• Instructions for the task
Arrange the data from its first line through the line containing "material-bin xyxy=(628,349,664,384)", inclusive, as a JSON list of strings, one string per line, leaving out any blank lines.

══════

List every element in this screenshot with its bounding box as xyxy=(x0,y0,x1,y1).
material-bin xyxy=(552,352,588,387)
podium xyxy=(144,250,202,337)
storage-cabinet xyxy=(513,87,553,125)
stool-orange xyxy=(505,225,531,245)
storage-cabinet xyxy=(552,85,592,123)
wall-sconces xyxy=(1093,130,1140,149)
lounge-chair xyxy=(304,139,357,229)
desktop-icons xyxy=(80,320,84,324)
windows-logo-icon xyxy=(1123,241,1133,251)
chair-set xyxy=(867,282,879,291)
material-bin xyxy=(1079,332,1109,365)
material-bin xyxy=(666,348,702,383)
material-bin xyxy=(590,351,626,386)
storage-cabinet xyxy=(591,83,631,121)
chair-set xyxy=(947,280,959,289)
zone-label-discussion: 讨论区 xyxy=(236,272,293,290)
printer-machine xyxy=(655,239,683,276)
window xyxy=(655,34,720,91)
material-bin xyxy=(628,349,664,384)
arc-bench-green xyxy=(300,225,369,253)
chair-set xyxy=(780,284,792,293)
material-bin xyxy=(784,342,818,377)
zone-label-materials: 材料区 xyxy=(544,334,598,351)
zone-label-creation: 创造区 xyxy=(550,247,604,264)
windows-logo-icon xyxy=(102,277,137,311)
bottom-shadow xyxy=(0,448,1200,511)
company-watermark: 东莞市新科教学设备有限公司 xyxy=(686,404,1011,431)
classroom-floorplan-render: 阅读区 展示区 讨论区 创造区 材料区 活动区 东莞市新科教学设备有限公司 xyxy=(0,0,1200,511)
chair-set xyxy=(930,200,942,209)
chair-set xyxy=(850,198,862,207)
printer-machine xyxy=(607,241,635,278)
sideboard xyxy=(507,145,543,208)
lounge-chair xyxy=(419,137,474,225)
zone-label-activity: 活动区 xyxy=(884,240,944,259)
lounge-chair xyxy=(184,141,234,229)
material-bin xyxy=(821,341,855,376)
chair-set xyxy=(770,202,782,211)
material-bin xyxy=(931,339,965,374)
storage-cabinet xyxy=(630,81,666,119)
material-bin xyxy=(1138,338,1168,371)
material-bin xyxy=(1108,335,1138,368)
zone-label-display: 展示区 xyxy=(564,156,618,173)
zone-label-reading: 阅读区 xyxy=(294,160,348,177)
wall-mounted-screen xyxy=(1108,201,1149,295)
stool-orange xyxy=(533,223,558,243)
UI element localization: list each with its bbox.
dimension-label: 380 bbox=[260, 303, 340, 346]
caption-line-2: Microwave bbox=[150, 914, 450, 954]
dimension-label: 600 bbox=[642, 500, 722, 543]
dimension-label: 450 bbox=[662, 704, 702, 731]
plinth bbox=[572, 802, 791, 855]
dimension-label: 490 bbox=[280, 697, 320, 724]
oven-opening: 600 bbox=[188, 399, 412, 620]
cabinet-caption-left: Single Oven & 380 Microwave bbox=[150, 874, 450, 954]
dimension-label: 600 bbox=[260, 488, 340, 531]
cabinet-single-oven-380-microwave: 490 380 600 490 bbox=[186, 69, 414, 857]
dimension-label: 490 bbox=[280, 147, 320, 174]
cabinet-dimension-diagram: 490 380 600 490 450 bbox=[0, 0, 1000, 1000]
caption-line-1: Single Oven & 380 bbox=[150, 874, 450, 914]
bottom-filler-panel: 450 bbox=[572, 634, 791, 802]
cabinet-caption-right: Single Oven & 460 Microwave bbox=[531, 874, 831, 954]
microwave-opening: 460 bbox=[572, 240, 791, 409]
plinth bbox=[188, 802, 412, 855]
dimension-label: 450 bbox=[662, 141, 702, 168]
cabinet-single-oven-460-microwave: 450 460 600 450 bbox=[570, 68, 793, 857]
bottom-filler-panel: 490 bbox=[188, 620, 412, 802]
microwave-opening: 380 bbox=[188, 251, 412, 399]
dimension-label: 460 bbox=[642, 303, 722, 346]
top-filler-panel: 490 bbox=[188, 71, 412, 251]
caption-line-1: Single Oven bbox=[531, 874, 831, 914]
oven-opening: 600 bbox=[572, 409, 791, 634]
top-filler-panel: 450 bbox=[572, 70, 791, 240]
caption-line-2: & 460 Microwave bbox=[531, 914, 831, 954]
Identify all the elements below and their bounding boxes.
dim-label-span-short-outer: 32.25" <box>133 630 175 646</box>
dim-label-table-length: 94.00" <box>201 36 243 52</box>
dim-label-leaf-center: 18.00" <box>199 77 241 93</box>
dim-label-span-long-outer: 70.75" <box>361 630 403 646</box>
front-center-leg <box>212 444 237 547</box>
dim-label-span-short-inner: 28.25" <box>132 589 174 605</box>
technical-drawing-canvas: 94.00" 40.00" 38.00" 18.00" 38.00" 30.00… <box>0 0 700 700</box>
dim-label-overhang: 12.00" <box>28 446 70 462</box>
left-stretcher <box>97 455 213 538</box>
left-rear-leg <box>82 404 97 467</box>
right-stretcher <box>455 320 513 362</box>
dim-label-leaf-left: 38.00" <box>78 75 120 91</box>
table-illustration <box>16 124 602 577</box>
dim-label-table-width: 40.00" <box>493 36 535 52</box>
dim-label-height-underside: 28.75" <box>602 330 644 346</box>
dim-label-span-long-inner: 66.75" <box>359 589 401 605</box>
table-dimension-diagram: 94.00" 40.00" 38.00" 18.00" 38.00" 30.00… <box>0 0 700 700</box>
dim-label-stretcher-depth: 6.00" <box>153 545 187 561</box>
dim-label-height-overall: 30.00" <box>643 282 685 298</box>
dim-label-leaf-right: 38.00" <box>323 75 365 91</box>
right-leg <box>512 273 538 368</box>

══════

• Complete response
[
  "List every element in this screenshot with its bounding box as xyxy=(x0,y0,x1,y1).",
  "material-bin xyxy=(552,352,588,387)",
  "podium xyxy=(144,250,202,337)",
  "storage-cabinet xyxy=(513,87,553,125)",
  "stool-orange xyxy=(505,225,531,245)",
  "storage-cabinet xyxy=(552,85,592,123)",
  "wall-sconces xyxy=(1093,130,1140,149)",
  "lounge-chair xyxy=(304,139,357,229)",
  "desktop-icons xyxy=(80,320,84,324)",
  "windows-logo-icon xyxy=(1123,241,1133,251)",
  "chair-set xyxy=(867,282,879,291)",
  "material-bin xyxy=(1079,332,1109,365)",
  "material-bin xyxy=(666,348,702,383)",
  "material-bin xyxy=(590,351,626,386)",
  "storage-cabinet xyxy=(591,83,631,121)",
  "chair-set xyxy=(947,280,959,289)",
  "zone-label-discussion: 讨论区 xyxy=(236,272,293,290)",
  "printer-machine xyxy=(655,239,683,276)",
  "window xyxy=(655,34,720,91)",
  "material-bin xyxy=(628,349,664,384)"
]